> WHAT IS BEING ASKED: Take every line from the listing below that includes "vorgeschriebenen" and copy it.

* start EXCERPTED RECORDS *

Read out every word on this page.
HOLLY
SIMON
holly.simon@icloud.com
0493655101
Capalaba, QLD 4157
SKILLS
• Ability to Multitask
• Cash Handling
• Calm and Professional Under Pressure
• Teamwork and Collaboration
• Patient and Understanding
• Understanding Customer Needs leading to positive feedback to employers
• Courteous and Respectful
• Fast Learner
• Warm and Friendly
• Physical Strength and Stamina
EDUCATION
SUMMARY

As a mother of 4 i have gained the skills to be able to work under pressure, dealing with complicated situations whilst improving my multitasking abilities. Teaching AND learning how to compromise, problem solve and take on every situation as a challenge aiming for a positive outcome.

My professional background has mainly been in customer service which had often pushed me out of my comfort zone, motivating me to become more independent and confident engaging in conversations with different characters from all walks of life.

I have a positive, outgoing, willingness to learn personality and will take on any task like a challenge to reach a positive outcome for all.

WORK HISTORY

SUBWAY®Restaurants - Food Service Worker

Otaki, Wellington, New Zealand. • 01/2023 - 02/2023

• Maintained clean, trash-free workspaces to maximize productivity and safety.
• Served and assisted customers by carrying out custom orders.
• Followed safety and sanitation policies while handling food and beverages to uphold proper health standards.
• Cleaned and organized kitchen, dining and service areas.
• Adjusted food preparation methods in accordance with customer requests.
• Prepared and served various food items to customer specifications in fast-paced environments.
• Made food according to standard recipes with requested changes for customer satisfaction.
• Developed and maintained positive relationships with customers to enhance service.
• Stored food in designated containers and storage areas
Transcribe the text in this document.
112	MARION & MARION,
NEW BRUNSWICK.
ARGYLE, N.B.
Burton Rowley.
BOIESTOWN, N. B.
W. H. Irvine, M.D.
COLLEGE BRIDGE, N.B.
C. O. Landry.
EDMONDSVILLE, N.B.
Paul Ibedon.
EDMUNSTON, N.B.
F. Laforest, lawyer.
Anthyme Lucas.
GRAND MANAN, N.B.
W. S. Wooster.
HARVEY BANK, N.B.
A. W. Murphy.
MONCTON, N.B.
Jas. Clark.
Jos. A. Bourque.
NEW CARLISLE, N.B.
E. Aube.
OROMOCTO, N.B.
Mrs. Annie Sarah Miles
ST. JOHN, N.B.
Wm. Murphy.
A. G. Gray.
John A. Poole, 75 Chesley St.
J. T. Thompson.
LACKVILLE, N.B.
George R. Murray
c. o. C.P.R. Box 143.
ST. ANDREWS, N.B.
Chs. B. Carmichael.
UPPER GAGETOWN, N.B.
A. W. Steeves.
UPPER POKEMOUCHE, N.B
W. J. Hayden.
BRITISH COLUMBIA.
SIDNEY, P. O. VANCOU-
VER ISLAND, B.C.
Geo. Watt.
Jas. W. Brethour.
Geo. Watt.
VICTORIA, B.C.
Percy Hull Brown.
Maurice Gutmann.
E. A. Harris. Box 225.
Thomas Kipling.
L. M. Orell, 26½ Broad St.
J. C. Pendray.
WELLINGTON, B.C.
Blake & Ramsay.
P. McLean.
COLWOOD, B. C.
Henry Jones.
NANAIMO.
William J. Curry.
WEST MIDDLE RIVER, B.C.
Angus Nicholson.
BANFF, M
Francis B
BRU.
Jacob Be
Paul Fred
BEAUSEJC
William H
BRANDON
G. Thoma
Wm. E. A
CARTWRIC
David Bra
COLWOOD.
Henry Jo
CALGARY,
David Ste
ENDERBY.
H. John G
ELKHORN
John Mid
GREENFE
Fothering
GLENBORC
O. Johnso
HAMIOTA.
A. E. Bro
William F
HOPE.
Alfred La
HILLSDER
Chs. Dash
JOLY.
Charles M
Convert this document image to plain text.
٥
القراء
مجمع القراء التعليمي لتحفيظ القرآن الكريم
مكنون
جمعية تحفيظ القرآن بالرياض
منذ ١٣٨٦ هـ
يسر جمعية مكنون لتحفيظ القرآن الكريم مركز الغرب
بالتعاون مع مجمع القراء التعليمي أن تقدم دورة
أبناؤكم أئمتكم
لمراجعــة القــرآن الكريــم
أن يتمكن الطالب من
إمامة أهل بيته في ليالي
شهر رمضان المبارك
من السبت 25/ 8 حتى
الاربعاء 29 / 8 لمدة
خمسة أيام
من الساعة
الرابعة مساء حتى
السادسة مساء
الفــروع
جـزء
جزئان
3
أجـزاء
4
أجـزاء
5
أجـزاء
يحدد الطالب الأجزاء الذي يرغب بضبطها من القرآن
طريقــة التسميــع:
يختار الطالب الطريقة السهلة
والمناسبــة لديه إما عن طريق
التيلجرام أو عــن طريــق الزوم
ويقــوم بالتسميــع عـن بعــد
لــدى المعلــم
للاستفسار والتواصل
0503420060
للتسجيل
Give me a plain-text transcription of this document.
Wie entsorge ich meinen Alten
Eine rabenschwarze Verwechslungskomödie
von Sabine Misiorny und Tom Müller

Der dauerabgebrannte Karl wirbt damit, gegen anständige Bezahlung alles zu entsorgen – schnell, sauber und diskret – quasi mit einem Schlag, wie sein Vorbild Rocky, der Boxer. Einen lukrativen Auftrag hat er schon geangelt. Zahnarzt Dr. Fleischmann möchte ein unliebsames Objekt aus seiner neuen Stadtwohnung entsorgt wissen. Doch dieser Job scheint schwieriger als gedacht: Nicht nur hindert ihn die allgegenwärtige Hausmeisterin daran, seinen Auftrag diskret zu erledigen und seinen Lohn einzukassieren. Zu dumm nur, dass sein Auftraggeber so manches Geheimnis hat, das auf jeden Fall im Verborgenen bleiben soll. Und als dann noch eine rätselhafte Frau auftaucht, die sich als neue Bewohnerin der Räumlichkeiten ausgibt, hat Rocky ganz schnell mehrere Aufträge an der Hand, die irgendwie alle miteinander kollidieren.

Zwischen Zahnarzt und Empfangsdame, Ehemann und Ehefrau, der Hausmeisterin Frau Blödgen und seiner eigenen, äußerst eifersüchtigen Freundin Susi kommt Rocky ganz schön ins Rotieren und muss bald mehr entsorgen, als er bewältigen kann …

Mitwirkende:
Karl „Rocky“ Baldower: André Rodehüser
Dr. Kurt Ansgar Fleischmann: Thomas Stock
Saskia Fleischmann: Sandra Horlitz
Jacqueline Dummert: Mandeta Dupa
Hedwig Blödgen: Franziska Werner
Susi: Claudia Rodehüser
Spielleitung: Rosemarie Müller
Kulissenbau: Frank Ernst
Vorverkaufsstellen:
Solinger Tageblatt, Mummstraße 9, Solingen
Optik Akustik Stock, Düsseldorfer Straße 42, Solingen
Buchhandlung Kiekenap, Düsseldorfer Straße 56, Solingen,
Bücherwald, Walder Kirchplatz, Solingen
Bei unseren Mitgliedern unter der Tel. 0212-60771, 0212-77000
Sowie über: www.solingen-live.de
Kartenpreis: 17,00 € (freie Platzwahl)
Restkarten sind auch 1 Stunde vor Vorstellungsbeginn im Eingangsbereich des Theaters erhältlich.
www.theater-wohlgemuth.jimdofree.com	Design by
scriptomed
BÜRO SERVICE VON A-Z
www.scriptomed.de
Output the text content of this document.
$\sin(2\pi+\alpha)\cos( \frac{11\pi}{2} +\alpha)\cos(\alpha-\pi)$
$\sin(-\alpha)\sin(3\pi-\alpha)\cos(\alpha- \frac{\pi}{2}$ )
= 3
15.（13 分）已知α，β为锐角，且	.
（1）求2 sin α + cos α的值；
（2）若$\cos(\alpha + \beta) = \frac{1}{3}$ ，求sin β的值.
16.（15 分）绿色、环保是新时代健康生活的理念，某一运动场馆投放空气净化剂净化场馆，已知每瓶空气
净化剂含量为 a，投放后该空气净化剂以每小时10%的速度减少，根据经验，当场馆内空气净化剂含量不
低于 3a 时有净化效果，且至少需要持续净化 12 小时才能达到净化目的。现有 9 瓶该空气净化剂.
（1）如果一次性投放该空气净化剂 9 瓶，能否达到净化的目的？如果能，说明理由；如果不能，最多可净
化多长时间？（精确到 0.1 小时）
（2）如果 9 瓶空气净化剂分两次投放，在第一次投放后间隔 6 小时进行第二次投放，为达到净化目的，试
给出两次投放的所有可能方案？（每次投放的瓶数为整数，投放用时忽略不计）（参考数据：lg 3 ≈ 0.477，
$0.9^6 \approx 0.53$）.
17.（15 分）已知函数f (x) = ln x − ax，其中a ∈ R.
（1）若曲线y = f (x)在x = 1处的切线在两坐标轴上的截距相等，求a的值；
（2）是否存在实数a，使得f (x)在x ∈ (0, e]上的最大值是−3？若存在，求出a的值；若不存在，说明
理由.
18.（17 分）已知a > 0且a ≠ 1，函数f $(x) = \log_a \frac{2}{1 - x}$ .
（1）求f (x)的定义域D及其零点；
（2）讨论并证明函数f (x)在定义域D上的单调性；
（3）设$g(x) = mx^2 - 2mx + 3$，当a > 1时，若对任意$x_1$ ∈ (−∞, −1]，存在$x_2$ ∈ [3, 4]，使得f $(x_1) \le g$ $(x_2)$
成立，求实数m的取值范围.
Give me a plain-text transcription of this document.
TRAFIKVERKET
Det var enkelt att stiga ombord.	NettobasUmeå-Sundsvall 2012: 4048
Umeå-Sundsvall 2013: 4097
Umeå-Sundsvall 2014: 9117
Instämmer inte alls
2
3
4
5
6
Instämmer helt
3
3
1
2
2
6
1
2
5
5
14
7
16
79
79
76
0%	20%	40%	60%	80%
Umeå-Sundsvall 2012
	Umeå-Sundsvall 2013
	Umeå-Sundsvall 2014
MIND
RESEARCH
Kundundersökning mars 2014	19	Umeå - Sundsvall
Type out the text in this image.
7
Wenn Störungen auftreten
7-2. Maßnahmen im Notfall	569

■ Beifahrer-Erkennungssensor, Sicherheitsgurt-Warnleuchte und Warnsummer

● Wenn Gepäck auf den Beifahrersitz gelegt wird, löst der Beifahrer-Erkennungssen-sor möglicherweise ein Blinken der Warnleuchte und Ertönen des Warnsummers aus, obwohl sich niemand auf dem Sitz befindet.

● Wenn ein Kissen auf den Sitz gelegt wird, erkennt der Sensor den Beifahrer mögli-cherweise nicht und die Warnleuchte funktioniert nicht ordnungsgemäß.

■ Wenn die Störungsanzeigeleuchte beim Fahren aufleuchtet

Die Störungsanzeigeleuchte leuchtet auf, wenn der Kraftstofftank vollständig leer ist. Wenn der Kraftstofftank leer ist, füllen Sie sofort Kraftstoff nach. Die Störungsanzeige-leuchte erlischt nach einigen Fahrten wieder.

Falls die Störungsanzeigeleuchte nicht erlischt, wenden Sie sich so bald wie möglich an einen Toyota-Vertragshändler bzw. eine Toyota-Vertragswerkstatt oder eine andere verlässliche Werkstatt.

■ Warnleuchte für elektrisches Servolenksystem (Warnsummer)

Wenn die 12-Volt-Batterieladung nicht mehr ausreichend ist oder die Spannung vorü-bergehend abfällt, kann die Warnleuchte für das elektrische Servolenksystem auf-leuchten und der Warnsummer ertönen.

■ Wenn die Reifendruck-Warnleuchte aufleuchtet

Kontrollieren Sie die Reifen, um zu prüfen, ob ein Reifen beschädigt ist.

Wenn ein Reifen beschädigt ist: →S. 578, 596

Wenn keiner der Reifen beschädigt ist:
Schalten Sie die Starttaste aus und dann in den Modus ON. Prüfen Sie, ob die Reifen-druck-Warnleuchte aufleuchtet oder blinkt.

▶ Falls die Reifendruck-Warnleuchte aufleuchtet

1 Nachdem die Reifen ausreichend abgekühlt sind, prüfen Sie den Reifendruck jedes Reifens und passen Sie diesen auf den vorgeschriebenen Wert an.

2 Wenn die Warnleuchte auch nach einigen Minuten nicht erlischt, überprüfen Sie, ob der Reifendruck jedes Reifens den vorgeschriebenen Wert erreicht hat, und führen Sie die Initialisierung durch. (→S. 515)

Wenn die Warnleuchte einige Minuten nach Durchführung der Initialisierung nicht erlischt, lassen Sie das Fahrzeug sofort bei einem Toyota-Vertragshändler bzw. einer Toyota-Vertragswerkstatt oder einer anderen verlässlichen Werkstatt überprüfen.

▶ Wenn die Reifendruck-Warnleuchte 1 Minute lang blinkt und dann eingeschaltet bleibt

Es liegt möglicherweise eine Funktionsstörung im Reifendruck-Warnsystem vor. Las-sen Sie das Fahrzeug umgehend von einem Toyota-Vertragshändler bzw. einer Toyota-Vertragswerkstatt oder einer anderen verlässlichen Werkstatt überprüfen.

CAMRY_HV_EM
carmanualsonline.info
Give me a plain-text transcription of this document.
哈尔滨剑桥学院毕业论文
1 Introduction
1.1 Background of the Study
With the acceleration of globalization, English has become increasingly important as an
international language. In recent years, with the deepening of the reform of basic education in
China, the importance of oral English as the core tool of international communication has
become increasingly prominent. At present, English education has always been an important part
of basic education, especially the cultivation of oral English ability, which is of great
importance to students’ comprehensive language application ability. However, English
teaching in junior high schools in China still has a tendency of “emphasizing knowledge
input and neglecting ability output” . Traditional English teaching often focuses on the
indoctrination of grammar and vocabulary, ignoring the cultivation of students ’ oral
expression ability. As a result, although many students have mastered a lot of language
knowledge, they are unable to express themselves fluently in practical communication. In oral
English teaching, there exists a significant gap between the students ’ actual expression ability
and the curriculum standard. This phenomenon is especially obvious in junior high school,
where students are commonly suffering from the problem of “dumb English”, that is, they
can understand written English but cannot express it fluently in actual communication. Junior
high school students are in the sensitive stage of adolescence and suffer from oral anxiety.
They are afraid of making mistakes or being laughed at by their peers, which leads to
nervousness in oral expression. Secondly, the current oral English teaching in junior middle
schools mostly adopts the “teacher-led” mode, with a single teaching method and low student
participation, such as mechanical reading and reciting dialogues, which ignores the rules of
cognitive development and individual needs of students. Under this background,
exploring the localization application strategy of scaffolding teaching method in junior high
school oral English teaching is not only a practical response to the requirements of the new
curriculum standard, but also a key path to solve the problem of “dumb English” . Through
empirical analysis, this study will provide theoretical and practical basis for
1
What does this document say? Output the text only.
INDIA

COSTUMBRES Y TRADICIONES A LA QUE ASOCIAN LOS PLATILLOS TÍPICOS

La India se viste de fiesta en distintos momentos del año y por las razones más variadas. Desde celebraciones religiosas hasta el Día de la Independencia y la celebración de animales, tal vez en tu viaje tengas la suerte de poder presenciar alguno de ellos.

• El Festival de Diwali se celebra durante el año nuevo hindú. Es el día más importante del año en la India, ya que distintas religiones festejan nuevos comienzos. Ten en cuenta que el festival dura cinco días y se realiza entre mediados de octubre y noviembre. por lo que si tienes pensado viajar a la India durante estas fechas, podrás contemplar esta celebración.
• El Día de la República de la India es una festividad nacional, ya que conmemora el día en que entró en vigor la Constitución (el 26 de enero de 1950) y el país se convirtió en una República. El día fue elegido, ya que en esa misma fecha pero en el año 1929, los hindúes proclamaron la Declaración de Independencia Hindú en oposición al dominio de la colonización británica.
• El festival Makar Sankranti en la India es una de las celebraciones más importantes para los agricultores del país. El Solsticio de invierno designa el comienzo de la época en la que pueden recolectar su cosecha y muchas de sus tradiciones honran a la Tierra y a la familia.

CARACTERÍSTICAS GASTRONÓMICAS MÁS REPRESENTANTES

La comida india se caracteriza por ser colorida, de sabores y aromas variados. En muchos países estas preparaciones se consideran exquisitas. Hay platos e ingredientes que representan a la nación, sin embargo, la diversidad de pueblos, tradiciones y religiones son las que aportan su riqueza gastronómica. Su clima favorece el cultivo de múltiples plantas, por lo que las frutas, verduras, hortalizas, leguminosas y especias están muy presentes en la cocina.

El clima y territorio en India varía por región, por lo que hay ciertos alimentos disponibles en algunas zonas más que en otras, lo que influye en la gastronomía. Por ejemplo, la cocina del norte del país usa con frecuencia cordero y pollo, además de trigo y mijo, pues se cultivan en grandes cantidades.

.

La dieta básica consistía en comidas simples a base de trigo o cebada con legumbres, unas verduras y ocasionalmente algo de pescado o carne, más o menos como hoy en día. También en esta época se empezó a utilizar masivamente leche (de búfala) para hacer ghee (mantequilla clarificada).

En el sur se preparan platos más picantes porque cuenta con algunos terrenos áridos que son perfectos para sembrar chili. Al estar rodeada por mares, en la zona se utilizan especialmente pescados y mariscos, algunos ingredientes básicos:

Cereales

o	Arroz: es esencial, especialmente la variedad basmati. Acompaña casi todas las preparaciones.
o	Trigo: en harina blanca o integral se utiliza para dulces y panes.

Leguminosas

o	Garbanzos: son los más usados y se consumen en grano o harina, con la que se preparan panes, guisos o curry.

* end EXCERPTED RECORDS *

> FINAL ANSWER:
1 Nachdem die Reifen ausreichend abgekühlt sind, prüfen Sie den Reifendruck jedes Reifens und passen Sie diesen auf den vorgeschriebenen Wert an.
2 Wenn die Warnleuchte auch nach einigen Minuten nicht erlischt, überprüfen Sie, ob der Reifendruck jedes Reifens den vorgeschriebenen Wert erreicht hat, und führen Sie die Initialisierung durch. (→S. 515)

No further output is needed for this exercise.